Exercise directions
Return the material word for word. Do not include pictures.

Record set
--- START ---

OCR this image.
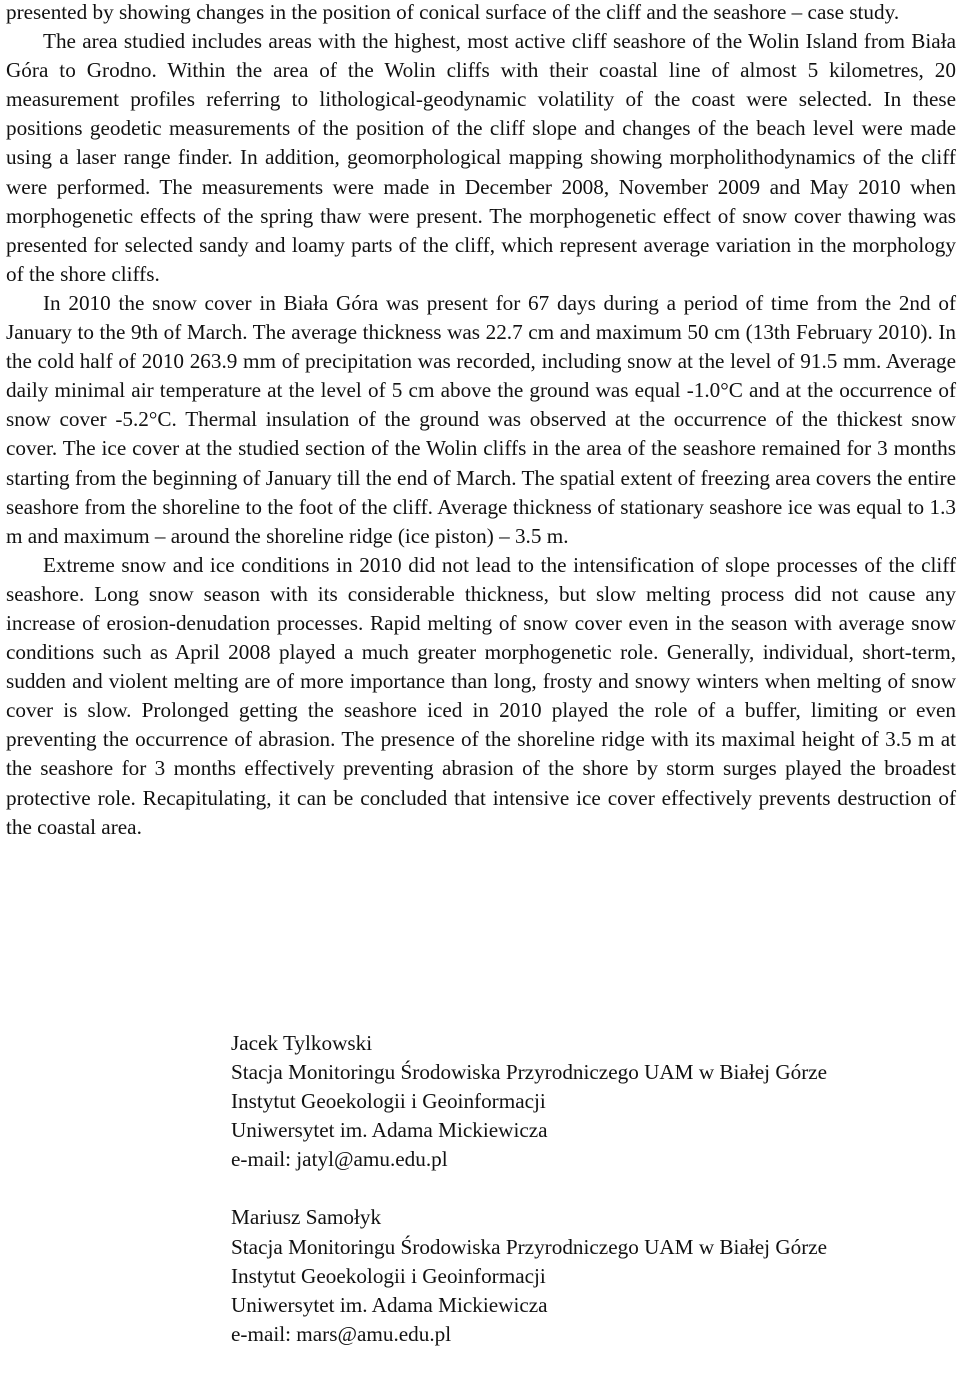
presented by showing changes in the position of conical surface of the cliff and the seashore – case study.

The area studied includes areas with the highest, most active cliff seashore of the Wolin Island from Biała Góra to Grodno. Within the area of the Wolin cliffs with their coastal line of almost 5 kilometres, 20 measurement profiles referring to lithological-geodynamic volatility of the coast were selected. In these positions geodetic measurements of the position of the cliff slope and changes of the beach level were made using a laser range finder. In addition, geomorphological mapping showing morpholithodynamics of the cliff were performed. The measurements were made in December 2008, November 2009 and May 2010 when morphogenetic effects of the spring thaw were present. The morphogenetic effect of snow cover thawing was presented for selected sandy and loamy parts of the cliff, which represent average variation in the morphology of the shore cliffs.

In 2010 the snow cover in Biała Góra was present for 67 days during a period of time from the 2nd of January to the 9th of March. The average thickness was 22.7 cm and maximum 50 cm (13th February 2010). In the cold half of 2010 263.9 mm of precipitation was recorded, including snow at the level of 91.5 mm. Average daily minimal air temperature at the level of 5 cm above the ground was equal -1.0°C and at the occurrence of snow cover -5.2°C. Thermal insulation of the ground was observed at the occurrence of the thickest snow cover. The ice cover at the studied section of the Wolin cliffs in the area of the seashore remained for 3 months starting from the beginning of January till the end of March. The spatial extent of freezing area covers the entire seashore from the shoreline to the foot of the cliff. Average thickness of stationary seashore ice was equal to 1.3 m and maximum – around the shoreline ridge (ice piston) – 3.5 m.

Extreme snow and ice conditions in 2010 did not lead to the intensification of slope processes of the cliff seashore. Long snow season with its considerable thickness, but slow melting process did not cause any increase of erosion-denudation processes. Rapid melting of snow cover even in the season with average snow conditions such as April 2008 played a much greater morphogenetic role. Generally, individual, short-term, sudden and violent melting are of more importance than long, frosty and snowy winters when melting of snow cover is slow. Prolonged getting the seashore iced in 2010 played the role of a buffer, limiting or even preventing the occurrence of abrasion. The presence of the shoreline ridge with its maximal height of 3.5 m at the seashore for 3 months effectively preventing abrasion of the shore by storm surges played the broadest protective role. Recapitulating, it can be concluded that intensive ice cover effectively prevents destruction of the coastal area.

Jacek Tylkowski
Stacja Monitoringu Środowiska Przyrodniczego UAM w Białej Górze
Instytut Geoekologii i Geoinformacji
Uniwersytet im. Adama Mickiewicza
e-mail: jatyl@amu.edu.pl
Mariusz Samołyk
Stacja Monitoringu Środowiska Przyrodniczego UAM w Białej Górze
Instytut Geoekologii i Geoinformacji
Uniwersytet im. Adama Mickiewicza
e-mail: mars@amu.edu.pl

--- END ---

Response to the exercise
OCR this image.
presented by showing changes in the position of conical surface of the cliff and the seashore – case study.

The area studied includes areas with the highest, most active cliff seashore of the Wolin Island from Biała Góra to Grodno. Within the area of the Wolin cliffs with their coastal line of almost 5 kilometres, 20 measurement profiles referring to lithological-geodynamic volatility of the coast were selected. In these positions geodetic measurements of the position of the cliff slope and changes of the beach level were made using a laser range finder. In addition, geomorphological mapping showing morpholithodynamics of the cliff were performed. The measurements were made in December 2008, November 2009 and May 2010 when morphogenetic effects of the spring thaw were present. The morphogenetic effect of snow cover thawing was presented for selected sandy and loamy parts of the cliff, which represent average variation in the morphology of the shore cliffs.

In 2010 the snow cover in Biała Góra was present for 67 days during a period of time from the 2nd of January to the 9th of March. The average thickness was 22.7 cm and maximum 50 cm (13th February 2010). In the cold half of 2010 263.9 mm of precipitation was recorded, including snow at the level of 91.5 mm. Average daily minimal air temperature at the level of 5 cm above the ground was equal -1.0°C and at the occurrence of snow cover -5.2°C. Thermal insulation of the ground was observed at the occurrence of the thickest snow cover. The ice cover at the studied section of the Wolin cliffs in the area of the seashore remained for 3 months starting from the beginning of January till the end of March. The spatial extent of freezing area covers the entire seashore from the shoreline to the foot of the cliff. Average thickness of stationary seashore ice was equal to 1.3 m and maximum – around the shoreline ridge (ice piston) – 3.5 m.

Extreme snow and ice conditions in 2010 did not lead to the intensification of slope processes of the cliff seashore. Long snow season with its considerable thickness, but slow melting process did not cause any increase of erosion-denudation processes. Rapid melting of snow cover even in the season with average snow conditions such as April 2008 played a much greater morphogenetic role. Generally, individual, short-term, sudden and violent melting are of more importance than long, frosty and snowy winters when melting of snow cover is slow. Prolonged getting the seashore iced in 2010 played the role of a buffer, limiting or even preventing the occurrence of abrasion. The presence of the shoreline ridge with its maximal height of 3.5 m at the seashore for 3 months effectively preventing abrasion of the shore by storm surges played the broadest protective role. Recapitulating, it can be concluded that intensive ice cover effectively prevents destruction of the coastal area.

Jacek Tylkowski
Stacja Monitoringu Środowiska Przyrodniczego UAM w Białej Górze
Instytut Geoekologii i Geoinformacji
Uniwersytet im. Adama Mickiewicza
e-mail: jatyl@amu.edu.pl
Mariusz Samołyk
Stacja Monitoringu Środowiska Przyrodniczego UAM w Białej Górze
Instytut Geoekologii i Geoinformacji
Uniwersytet im. Adama Mickiewicza
e-mail: mars@amu.edu.pl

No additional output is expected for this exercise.